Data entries
• • •

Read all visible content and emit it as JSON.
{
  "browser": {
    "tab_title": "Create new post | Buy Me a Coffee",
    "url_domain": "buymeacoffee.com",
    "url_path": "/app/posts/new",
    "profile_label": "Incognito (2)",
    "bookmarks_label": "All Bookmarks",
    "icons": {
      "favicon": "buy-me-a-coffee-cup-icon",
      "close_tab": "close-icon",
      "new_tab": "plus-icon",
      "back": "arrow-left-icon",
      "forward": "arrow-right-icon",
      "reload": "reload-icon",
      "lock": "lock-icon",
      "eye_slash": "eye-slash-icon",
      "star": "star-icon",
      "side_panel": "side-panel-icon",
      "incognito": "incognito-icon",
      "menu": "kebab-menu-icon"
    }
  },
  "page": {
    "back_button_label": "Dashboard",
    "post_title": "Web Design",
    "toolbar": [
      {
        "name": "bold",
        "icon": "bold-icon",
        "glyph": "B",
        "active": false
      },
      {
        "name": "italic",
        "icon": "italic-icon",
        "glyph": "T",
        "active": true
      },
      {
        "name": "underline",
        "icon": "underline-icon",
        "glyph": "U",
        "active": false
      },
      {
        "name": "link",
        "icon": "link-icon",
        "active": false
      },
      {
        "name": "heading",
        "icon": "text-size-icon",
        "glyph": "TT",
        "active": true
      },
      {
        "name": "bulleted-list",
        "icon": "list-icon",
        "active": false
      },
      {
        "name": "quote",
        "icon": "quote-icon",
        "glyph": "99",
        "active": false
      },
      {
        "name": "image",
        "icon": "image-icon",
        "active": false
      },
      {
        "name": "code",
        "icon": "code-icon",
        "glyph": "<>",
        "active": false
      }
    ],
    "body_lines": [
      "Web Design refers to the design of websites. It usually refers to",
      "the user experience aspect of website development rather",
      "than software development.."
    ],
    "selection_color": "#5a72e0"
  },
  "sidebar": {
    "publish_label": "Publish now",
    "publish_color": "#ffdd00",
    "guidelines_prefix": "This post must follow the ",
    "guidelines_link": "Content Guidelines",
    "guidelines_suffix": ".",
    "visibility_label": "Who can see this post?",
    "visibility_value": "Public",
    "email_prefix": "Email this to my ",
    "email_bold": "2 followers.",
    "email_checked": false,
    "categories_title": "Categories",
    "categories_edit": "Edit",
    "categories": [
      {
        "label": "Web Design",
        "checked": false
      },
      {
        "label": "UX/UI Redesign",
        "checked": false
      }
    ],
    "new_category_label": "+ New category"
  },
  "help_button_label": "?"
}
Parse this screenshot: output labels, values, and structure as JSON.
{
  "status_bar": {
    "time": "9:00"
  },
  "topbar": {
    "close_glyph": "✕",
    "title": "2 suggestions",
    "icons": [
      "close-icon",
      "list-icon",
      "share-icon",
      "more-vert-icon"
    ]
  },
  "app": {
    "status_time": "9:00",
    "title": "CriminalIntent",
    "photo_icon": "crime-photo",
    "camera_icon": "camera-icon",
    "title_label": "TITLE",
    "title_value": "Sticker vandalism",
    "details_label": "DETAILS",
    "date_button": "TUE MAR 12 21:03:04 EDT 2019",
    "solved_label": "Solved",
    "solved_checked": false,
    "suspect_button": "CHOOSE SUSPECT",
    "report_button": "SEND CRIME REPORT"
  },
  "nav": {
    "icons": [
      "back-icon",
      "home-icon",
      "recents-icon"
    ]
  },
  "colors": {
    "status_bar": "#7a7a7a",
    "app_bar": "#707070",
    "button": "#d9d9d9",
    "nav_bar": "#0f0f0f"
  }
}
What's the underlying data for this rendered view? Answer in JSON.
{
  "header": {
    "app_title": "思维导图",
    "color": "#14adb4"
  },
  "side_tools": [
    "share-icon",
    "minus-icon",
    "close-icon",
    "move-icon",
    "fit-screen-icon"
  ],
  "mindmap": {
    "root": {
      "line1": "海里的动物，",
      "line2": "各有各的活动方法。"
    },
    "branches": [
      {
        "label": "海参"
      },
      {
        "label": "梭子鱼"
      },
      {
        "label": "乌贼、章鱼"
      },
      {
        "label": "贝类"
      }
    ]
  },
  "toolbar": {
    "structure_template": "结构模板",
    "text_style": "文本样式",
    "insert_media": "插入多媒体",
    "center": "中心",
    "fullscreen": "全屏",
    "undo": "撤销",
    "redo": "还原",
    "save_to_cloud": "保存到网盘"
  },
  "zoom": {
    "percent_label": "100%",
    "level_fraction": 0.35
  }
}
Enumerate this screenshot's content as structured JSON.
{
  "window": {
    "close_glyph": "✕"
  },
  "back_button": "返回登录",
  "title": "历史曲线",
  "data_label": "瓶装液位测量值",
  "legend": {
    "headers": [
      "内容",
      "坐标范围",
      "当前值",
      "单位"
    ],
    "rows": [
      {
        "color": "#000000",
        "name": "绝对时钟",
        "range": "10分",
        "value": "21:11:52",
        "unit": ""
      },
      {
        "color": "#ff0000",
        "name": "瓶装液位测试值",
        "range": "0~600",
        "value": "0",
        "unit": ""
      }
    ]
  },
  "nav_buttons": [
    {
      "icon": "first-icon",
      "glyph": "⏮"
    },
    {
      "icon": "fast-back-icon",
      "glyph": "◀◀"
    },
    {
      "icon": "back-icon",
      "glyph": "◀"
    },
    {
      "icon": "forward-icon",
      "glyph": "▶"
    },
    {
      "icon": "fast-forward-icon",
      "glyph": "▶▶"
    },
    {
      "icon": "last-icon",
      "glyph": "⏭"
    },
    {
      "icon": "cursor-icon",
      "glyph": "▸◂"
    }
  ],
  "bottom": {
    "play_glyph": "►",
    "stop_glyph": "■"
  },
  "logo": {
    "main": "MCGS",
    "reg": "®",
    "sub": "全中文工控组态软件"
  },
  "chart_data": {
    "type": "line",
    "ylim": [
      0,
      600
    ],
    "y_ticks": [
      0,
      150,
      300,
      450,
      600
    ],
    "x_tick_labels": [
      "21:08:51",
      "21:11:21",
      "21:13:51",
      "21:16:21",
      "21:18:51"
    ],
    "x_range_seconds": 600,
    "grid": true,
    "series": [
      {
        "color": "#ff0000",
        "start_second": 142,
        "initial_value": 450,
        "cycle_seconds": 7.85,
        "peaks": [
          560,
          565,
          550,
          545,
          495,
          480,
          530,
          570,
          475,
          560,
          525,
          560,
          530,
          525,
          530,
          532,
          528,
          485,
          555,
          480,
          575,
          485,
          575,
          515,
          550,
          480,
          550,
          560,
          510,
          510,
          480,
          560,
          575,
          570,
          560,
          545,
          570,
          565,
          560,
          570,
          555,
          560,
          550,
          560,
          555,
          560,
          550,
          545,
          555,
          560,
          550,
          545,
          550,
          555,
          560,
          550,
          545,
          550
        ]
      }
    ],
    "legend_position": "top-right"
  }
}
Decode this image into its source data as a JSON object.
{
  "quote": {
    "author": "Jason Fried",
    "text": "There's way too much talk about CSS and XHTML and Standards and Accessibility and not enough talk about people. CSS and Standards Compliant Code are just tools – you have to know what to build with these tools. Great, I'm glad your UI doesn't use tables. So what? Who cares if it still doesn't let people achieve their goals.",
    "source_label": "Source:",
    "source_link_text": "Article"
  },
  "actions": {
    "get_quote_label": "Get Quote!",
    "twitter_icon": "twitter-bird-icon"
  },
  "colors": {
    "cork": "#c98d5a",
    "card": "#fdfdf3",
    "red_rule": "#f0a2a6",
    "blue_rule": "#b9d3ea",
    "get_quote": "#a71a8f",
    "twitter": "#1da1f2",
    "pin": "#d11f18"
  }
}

• • •

(What this task involves):
Repeat the records above exactly as they appear.

(Reply):
Read all visible content and emit it as JSON.
{
  "browser": {
    "tab_title": "Create new post | Buy Me a Coffee",
    "url_domain": "buymeacoffee.com",
    "url_path": "/app/posts/new",
    "profile_label": "Incognito (2)",
    "bookmarks_label": "All Bookmarks",
    "icons": {
      "favicon": "buy-me-a-coffee-cup-icon",
      "close_tab": "close-icon",
      "new_tab": "plus-icon",
      "back": "arrow-left-icon",
      "forward": "arrow-right-icon",
      "reload": "reload-icon",
      "lock": "lock-icon",
      "eye_slash": "eye-slash-icon",
      "star": "star-icon",
      "side_panel": "side-panel-icon",
      "incognito": "incognito-icon",
      "menu": "kebab-menu-icon"
    }
  },
  "page": {
    "back_button_label": "Dashboard",
    "post_title": "Web Design",
    "toolbar": [
      {
        "name": "bold",
        "icon": "bold-icon",
        "glyph": "B",
        "active": false
      },
      {
        "name": "italic",
        "icon": "italic-icon",
        "glyph": "T",
        "active": true
      },
      {
        "name": "underline",
        "icon": "underline-icon",
        "glyph": "U",
        "active": false
      },
      {
        "name": "link",
        "icon": "link-icon",
        "active": false
      },
      {
        "name": "heading",
        "icon": "text-size-icon",
        "glyph": "TT",
        "active": true
      },
      {
        "name": "bulleted-list",
        "icon": "list-icon",
        "active": false
      },
      {
        "name": "quote",
        "icon": "quote-icon",
        "glyph": "99",
        "active": false
      },
      {
        "name": "image",
        "icon": "image-icon",
        "active": false
      },
      {
        "name": "code",
        "icon": "code-icon",
        "glyph": "<>",
        "active": false
      }
    ],
    "body_lines": [
      "Web Design refers to the design of websites. It usually refers to",
      "the user experience aspect of website development rather",
      "than software development.."
    ],
    "selection_color": "#5a72e0"
  },
  "sidebar": {
    "publish_label": "Publish now",
    "publish_color": "#ffdd00",
    "guidelines_prefix": "This post must follow the ",
    "guidelines_link": "Content Guidelines",
    "guidelines_suffix": ".",
    "visibility_label": "Who can see this post?",
    "visibility_value": "Public",
    "email_prefix": "Email this to my ",
    "email_bold": "2 followers.",
    "email_checked": false,
    "categories_title": "Categories",
    "categories_edit": "Edit",
    "categories": [
      {
        "label": "Web Design",
        "checked": false
      },
      {
        "label": "UX/UI Redesign",
        "checked": false
      }
    ],
    "new_category_label": "+ New category"
  },
  "help_button_label": "?"
}
Parse this screenshot: output labels, values, and structure as JSON.
{
  "status_bar": {
    "time": "9:00"
  },
  "topbar": {
    "close_glyph": "✕",
    "title": "2 suggestions",
    "icons": [
      "close-icon",
      "list-icon",
      "share-icon",
      "more-vert-icon"
    ]
  },
  "app": {
    "status_time": "9:00",
    "title": "CriminalIntent",
    "photo_icon": "crime-photo",
    "camera_icon": "camera-icon",
    "title_label": "TITLE",
    "title_value": "Sticker vandalism",
    "details_label": "DETAILS",
    "date_button": "TUE MAR 12 21:03:04 EDT 2019",
    "solved_label": "Solved",
    "solved_checked": false,
    "suspect_button": "CHOOSE SUSPECT",
    "report_button": "SEND CRIME REPORT"
  },
  "nav": {
    "icons": [
      "back-icon",
      "home-icon",
      "recents-icon"
    ]
  },
  "colors": {
    "status_bar": "#7a7a7a",
    "app_bar": "#707070",
    "button": "#d9d9d9",
    "nav_bar": "#0f0f0f"
  }
}
What's the underlying data for this rendered view? Answer in JSON.
{
  "header": {
    "app_title": "思维导图",
    "color": "#14adb4"
  },
  "side_tools": [
    "share-icon",
    "minus-icon",
    "close-icon",
    "move-icon",
    "fit-screen-icon"
  ],
  "mindmap": {
    "root": {
      "line1": "海里的动物，",
      "line2": "各有各的活动方法。"
    },
    "branches": [
      {
        "label": "海参"
      },
      {
        "label": "梭子鱼"
      },
      {
        "label": "乌贼、章鱼"
      },
      {
        "label": "贝类"
      }
    ]
  },
  "toolbar": {
    "structure_template": "结构模板",
    "text_style": "文本样式",
    "insert_media": "插入多媒体",
    "center": "中心",
    "fullscreen": "全屏",
    "undo": "撤销",
    "redo": "还原",
    "save_to_cloud": "保存到网盘"
  },
  "zoom": {
    "percent_label": "100%",
    "level_fraction": 0.35
  }
}
Enumerate this screenshot's content as structured JSON.
{
  "window": {
    "close_glyph": "✕"
  },
  "back_button": "返回登录",
  "title": "历史曲线",
  "data_label": "瓶装液位测量值",
  "legend": {
    "headers": [
      "内容",
      "坐标范围",
      "当前值",
      "单位"
    ],
    "rows": [
      {
        "color": "#000000",
        "name": "绝对时钟",
        "range": "10分",
        "value": "21:11:52",
        "unit": ""
      },
      {
        "color": "#ff0000",
        "name": "瓶装液位测试值",
        "range": "0~600",
        "value": "0",
        "unit": ""
      }
    ]
  },
  "nav_buttons": [
    {
      "icon": "first-icon",
      "glyph": "⏮"
    },
    {
      "icon": "fast-back-icon",
      "glyph": "◀◀"
    },
    {
      "icon": "back-icon",
      "glyph": "◀"
    },
    {
      "icon": "forward-icon",
      "glyph": "▶"
    },
    {
      "icon": "fast-forward-icon",
      "glyph": "▶▶"
    },
    {
      "icon": "last-icon",
      "glyph": "⏭"
    },
    {
      "icon": "cursor-icon",
      "glyph": "▸◂"
    }
  ],
  "bottom": {
    "play_glyph": "►",
    "stop_glyph": "■"
  },
  "logo": {
    "main": "MCGS",
    "reg": "®",
    "sub": "全中文工控组态软件"
  },
  "chart_data": {
    "type": "line",
    "ylim": [
      0,
      600
    ],
    "y_ticks": [
      0,
      150,
      300,
      450,
      600
    ],
    "x_tick_labels": [
      "21:08:51",
      "21:11:21",
      "21:13:51",
      "21:16:21",
      "21:18:51"
    ],
    "x_range_seconds": 600,
    "grid": true,
    "series": [
      {
        "color": "#ff0000",
        "start_second": 142,
        "initial_value": 450,
        "cycle_seconds": 7.85,
        "peaks": [
          560,
          565,
          550,
          545,
          495,
          480,
          530,
          570,
          475,
          560,
          525,
          560,
          530,
          525,
          530,
          532,
          528,
          485,
          555,
          480,
          575,
          485,
          575,
          515,
          550,
          480,
          550,
          560,
          510,
          510,
          480,
          560,
          575,
          570,
          560,
          545,
          570,
          565,
          560,
          570,
          555,
          560,
          550,
          560,
          555,
          560,
          550,
          545,
          555,
          560,
          550,
          545,
          550,
          555,
          560,
          550,
          545,
          550
        ]
      }
    ],
    "legend_position": "top-right"
  }
}
Decode this image into its source data as a JSON object.
{
  "quote": {
    "author": "Jason Fried",
    "text": "There's way too much talk about CSS and XHTML and Standards and Accessibility and not enough talk about people. CSS and Standards Compliant Code are just tools – you have to know what to build with these tools. Great, I'm glad your UI doesn't use tables. So what? Who cares if it still doesn't let people achieve their goals.",
    "source_label": "Source:",
    "source_link_text": "Article"
  },
  "actions": {
    "get_quote_label": "Get Quote!",
    "twitter_icon": "twitter-bird-icon"
  },
  "colors": {
    "cork": "#c98d5a",
    "card": "#fdfdf3",
    "red_rule": "#f0a2a6",
    "blue_rule": "#b9d3ea",
    "get_quote": "#a71a8f",
    "twitter": "#1da1f2",
    "pin": "#d11f18"
  }
}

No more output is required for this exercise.